### Your goal
Print the data exactly, leaving nothing out.

### Input
## Start

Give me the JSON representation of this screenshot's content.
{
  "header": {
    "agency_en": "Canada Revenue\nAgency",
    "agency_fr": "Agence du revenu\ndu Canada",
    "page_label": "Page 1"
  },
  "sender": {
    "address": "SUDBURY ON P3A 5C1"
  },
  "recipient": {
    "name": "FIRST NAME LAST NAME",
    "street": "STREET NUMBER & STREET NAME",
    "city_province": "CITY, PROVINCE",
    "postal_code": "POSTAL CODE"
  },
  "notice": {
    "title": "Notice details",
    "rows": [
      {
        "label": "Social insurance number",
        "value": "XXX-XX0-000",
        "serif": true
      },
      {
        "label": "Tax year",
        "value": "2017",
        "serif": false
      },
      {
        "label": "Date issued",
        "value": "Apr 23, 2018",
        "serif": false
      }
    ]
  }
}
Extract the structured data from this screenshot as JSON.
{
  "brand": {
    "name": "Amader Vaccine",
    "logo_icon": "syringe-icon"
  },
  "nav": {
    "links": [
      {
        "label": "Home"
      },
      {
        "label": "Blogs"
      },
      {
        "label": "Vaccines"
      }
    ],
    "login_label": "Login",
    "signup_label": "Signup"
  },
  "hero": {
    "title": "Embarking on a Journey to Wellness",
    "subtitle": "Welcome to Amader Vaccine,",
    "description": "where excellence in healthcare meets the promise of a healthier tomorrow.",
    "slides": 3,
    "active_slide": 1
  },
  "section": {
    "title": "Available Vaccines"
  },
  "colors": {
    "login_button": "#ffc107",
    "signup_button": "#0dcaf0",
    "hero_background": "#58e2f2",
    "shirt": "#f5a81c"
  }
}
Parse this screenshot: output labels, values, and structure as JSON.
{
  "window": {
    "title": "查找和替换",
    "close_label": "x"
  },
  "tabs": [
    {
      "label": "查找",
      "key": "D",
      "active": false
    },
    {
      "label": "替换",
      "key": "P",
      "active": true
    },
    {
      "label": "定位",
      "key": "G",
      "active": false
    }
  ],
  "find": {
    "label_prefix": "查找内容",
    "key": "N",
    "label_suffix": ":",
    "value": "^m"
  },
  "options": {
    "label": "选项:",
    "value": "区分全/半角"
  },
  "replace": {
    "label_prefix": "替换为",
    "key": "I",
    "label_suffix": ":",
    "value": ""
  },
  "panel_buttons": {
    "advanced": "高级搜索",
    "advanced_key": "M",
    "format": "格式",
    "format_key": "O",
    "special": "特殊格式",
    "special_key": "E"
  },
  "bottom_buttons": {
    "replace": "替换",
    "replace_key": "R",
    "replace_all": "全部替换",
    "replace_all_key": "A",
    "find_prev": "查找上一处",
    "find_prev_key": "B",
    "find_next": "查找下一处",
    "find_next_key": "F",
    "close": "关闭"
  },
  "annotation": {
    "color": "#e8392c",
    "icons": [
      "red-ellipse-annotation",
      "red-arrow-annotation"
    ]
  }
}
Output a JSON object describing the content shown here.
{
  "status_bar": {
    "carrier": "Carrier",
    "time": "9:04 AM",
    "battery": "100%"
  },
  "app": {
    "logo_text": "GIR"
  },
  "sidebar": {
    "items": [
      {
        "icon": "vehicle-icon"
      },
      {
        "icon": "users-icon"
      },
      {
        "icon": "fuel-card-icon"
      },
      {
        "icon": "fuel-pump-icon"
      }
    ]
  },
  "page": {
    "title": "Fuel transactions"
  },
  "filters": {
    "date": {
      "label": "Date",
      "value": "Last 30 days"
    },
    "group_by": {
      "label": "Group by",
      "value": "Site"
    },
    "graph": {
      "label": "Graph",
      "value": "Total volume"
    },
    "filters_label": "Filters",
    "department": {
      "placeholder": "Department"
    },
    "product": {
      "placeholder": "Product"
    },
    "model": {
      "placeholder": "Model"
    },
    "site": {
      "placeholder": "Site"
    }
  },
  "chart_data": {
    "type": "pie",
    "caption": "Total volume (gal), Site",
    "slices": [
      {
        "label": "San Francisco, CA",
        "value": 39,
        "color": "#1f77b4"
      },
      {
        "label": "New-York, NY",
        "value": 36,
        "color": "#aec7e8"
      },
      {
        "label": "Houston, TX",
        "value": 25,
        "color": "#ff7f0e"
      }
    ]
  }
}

## End

### Result for this task
Give me the JSON representation of this screenshot's content.
{
  "header": {
    "agency_en": "Canada Revenue\nAgency",
    "agency_fr": "Agence du revenu\ndu Canada",
    "page_label": "Page 1"
  },
  "sender": {
    "address": "SUDBURY ON P3A 5C1"
  },
  "recipient": {
    "name": "FIRST NAME LAST NAME",
    "street": "STREET NUMBER & STREET NAME",
    "city_province": "CITY, PROVINCE",
    "postal_code": "POSTAL CODE"
  },
  "notice": {
    "title": "Notice details",
    "rows": [
      {
        "label": "Social insurance number",
        "value": "XXX-XX0-000",
        "serif": true
      },
      {
        "label": "Tax year",
        "value": "2017",
        "serif": false
      },
      {
        "label": "Date issued",
        "value": "Apr 23, 2018",
        "serif": false
      }
    ]
  }
}
Extract the structured data from this screenshot as JSON.
{
  "brand": {
    "name": "Amader Vaccine",
    "logo_icon": "syringe-icon"
  },
  "nav": {
    "links": [
      {
        "label": "Home"
      },
      {
        "label": "Blogs"
      },
      {
        "label": "Vaccines"
      }
    ],
    "login_label": "Login",
    "signup_label": "Signup"
  },
  "hero": {
    "title": "Embarking on a Journey to Wellness",
    "subtitle": "Welcome to Amader Vaccine,",
    "description": "where excellence in healthcare meets the promise of a healthier tomorrow.",
    "slides": 3,
    "active_slide": 1
  },
  "section": {
    "title": "Available Vaccines"
  },
  "colors": {
    "login_button": "#ffc107",
    "signup_button": "#0dcaf0",
    "hero_background": "#58e2f2",
    "shirt": "#f5a81c"
  }
}
Parse this screenshot: output labels, values, and structure as JSON.
{
  "window": {
    "title": "查找和替换",
    "close_label": "x"
  },
  "tabs": [
    {
      "label": "查找",
      "key": "D",
      "active": false
    },
    {
      "label": "替换",
      "key": "P",
      "active": true
    },
    {
      "label": "定位",
      "key": "G",
      "active": false
    }
  ],
  "find": {
    "label_prefix": "查找内容",
    "key": "N",
    "label_suffix": ":",
    "value": "^m"
  },
  "options": {
    "label": "选项:",
    "value": "区分全/半角"
  },
  "replace": {
    "label_prefix": "替换为",
    "key": "I",
    "label_suffix": ":",
    "value": ""
  },
  "panel_buttons": {
    "advanced": "高级搜索",
    "advanced_key": "M",
    "format": "格式",
    "format_key": "O",
    "special": "特殊格式",
    "special_key": "E"
  },
  "bottom_buttons": {
    "replace": "替换",
    "replace_key": "R",
    "replace_all": "全部替换",
    "replace_all_key": "A",
    "find_prev": "查找上一处",
    "find_prev_key": "B",
    "find_next": "查找下一处",
    "find_next_key": "F",
    "close": "关闭"
  },
  "annotation": {
    "color": "#e8392c",
    "icons": [
      "red-ellipse-annotation",
      "red-arrow-annotation"
    ]
  }
}
Output a JSON object describing the content shown here.
{
  "status_bar": {
    "carrier": "Carrier",
    "time": "9:04 AM",
    "battery": "100%"
  },
  "app": {
    "logo_text": "GIR"
  },
  "sidebar": {
    "items": [
      {
        "icon": "vehicle-icon"
      },
      {
        "icon": "users-icon"
      },
      {
        "icon": "fuel-card-icon"
      },
      {
        "icon": "fuel-pump-icon"
      }
    ]
  },
  "page": {
    "title": "Fuel transactions"
  },
  "filters": {
    "date": {
      "label": "Date",
      "value": "Last 30 days"
    },
    "group_by": {
      "label": "Group by",
      "value": "Site"
    },
    "graph": {
      "label": "Graph",
      "value": "Total volume"
    },
    "filters_label": "Filters",
    "department": {
      "placeholder": "Department"
    },
    "product": {
      "placeholder": "Product"
    },
    "model": {
      "placeholder": "Model"
    },
    "site": {
      "placeholder": "Site"
    }
  },
  "chart_data": {
    "type": "pie",
    "caption": "Total volume (gal), Site",
    "slices": [
      {
        "label": "San Francisco, CA",
        "value": 39,
        "color": "#1f77b4"
      },
      {
        "label": "New-York, NY",
        "value": 36,
        "color": "#aec7e8"
      },
      {
        "label": "Houston, TX",
        "value": 25,
        "color": "#ff7f0e"
      }
    ]
  }
}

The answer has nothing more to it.